Dataset records:
━━━━━━
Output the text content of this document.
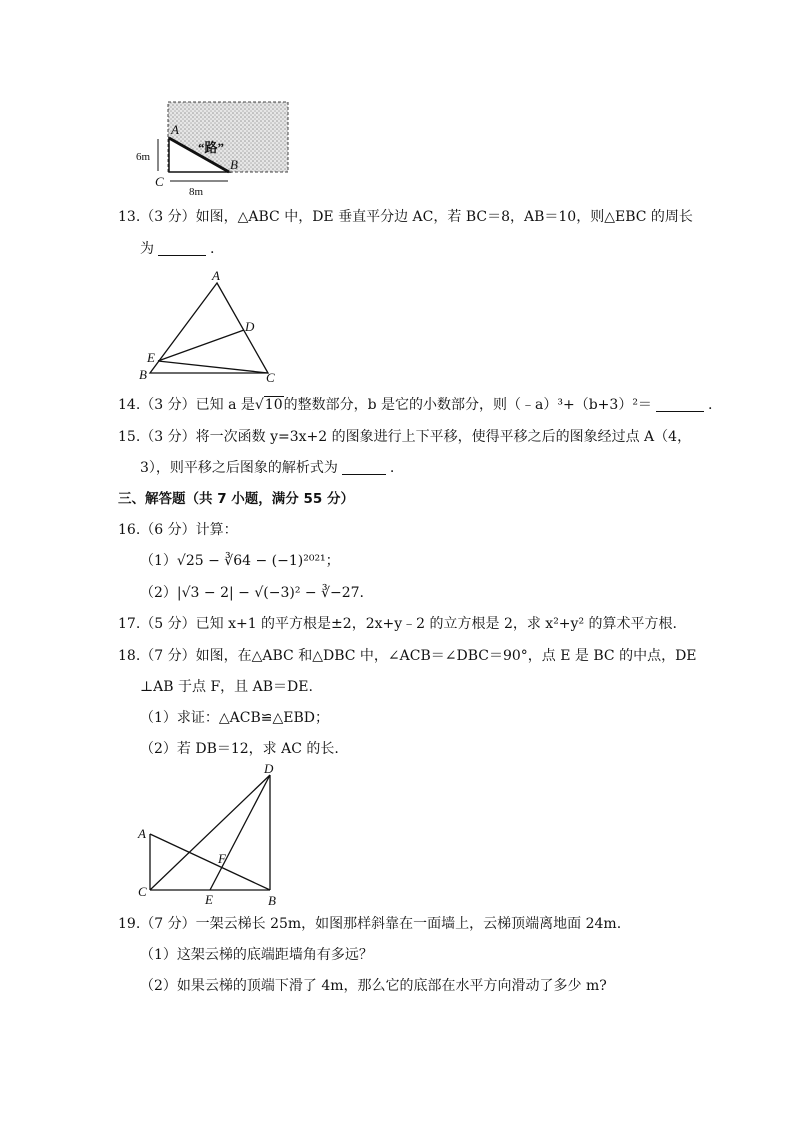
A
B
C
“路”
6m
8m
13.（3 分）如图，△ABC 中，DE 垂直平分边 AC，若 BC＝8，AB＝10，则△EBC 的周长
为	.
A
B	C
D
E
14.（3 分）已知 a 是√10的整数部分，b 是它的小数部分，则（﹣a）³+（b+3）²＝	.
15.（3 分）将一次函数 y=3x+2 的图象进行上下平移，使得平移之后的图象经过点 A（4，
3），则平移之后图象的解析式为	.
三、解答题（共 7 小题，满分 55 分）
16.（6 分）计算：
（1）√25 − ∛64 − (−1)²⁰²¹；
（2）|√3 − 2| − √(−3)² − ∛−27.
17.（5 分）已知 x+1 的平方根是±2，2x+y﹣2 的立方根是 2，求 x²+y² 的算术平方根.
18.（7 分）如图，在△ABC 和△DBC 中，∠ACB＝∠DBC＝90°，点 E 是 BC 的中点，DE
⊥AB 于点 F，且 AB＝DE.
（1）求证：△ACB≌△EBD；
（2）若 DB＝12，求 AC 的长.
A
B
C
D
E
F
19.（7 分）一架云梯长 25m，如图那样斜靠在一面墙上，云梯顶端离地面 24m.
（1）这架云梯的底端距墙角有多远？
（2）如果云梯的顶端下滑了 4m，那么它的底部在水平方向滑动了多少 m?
━━━━━━
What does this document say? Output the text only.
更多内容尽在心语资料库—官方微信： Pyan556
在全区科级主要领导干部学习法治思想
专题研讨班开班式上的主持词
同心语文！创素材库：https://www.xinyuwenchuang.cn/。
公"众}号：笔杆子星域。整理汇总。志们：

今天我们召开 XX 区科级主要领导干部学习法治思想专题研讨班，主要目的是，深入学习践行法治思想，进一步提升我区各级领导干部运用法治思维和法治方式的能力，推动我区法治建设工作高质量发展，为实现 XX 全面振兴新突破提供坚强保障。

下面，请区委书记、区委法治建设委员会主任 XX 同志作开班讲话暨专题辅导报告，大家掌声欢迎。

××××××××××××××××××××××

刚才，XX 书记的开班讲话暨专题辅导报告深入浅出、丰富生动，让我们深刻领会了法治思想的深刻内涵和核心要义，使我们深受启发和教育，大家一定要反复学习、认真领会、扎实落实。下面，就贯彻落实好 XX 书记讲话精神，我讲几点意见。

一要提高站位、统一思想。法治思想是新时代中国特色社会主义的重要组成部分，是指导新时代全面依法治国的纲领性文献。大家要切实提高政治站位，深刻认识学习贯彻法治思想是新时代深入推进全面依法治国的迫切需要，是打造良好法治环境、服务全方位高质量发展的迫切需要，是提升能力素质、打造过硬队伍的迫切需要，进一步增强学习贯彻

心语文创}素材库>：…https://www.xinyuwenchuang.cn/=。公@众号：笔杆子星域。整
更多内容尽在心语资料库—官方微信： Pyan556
━━━━━━
» **What the exercise asks**: Gather all the lines that include the word "text" and copy them out.

» **Exercise result**:
Output the text content of this document.
What does this document say? Output the text only.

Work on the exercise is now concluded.